Read the lines that follow and pick out every one containing the word "研究其抗强光胁迫的能力".
——
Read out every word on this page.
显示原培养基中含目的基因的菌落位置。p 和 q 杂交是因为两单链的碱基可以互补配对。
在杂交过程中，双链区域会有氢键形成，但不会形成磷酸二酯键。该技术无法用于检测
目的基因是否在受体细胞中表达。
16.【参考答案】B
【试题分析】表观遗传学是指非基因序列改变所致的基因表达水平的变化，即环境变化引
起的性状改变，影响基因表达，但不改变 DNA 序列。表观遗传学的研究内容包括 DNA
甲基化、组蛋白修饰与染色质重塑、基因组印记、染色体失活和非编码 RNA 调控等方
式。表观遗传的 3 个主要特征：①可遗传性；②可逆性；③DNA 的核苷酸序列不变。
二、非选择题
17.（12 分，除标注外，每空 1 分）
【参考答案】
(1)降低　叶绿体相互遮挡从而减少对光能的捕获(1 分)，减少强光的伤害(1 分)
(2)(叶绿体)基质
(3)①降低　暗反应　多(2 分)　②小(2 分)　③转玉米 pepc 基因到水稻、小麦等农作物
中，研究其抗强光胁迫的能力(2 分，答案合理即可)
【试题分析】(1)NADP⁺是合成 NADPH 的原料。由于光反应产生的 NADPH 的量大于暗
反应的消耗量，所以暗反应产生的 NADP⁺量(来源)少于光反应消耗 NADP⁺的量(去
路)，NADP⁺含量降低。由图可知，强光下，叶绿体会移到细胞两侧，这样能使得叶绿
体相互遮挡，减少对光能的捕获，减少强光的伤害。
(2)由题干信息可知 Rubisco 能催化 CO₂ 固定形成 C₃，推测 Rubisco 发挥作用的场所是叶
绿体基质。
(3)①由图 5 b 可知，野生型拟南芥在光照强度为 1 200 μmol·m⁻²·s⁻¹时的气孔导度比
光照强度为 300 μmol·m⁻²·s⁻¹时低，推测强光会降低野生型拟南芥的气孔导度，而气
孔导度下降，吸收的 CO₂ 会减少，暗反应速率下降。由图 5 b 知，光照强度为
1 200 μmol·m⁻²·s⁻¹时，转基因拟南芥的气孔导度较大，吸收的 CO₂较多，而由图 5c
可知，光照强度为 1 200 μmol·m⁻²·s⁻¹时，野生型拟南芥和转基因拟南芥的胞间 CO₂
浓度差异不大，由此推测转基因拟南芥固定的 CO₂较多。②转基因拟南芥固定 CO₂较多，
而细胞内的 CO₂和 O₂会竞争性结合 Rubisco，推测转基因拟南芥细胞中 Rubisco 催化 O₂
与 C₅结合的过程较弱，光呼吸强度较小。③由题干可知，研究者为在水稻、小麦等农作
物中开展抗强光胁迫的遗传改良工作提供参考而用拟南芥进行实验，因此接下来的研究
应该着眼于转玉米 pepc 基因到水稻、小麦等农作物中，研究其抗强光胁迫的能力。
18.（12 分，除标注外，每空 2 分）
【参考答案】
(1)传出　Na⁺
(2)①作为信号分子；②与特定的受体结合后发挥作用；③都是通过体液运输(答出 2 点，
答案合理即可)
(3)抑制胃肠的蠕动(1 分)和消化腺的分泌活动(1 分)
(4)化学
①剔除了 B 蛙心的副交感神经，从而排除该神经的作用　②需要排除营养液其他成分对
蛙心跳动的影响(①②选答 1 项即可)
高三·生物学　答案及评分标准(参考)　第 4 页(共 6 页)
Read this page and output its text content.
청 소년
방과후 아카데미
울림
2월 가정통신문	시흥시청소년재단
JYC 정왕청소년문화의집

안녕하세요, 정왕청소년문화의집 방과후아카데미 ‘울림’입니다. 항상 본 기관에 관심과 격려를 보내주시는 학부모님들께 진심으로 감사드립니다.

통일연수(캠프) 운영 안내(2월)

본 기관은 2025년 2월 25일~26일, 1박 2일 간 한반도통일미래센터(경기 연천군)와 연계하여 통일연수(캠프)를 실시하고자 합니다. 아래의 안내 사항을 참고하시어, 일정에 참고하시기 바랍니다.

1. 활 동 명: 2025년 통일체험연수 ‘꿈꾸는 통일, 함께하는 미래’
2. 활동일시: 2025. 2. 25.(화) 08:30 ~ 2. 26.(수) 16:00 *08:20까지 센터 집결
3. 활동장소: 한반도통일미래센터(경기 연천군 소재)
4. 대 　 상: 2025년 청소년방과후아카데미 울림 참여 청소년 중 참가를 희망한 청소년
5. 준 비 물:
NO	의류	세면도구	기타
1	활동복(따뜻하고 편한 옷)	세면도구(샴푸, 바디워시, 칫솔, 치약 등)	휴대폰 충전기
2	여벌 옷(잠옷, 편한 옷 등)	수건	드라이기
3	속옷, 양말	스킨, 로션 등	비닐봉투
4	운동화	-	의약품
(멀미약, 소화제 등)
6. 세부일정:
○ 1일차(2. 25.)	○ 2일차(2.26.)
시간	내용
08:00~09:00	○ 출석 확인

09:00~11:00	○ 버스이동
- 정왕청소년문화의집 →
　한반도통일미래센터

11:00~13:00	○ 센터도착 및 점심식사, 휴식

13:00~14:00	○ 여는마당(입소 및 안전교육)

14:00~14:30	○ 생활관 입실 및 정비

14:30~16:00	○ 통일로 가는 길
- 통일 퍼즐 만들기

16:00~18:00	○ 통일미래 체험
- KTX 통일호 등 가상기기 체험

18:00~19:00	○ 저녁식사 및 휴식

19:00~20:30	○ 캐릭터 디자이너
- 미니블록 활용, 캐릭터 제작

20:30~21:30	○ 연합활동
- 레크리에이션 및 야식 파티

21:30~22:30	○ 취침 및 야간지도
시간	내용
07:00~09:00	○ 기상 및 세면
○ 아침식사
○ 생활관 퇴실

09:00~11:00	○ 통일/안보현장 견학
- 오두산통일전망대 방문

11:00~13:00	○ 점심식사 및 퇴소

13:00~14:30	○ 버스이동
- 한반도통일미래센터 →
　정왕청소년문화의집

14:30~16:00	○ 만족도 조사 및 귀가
——
◆ Answer to this exercise:
中，研究其抗强光胁迫的能力(2 分，答案合理即可)
应该着眼于转玉米 pepc 基因到水稻、小麦等农作物中，研究其抗强光胁迫的能力。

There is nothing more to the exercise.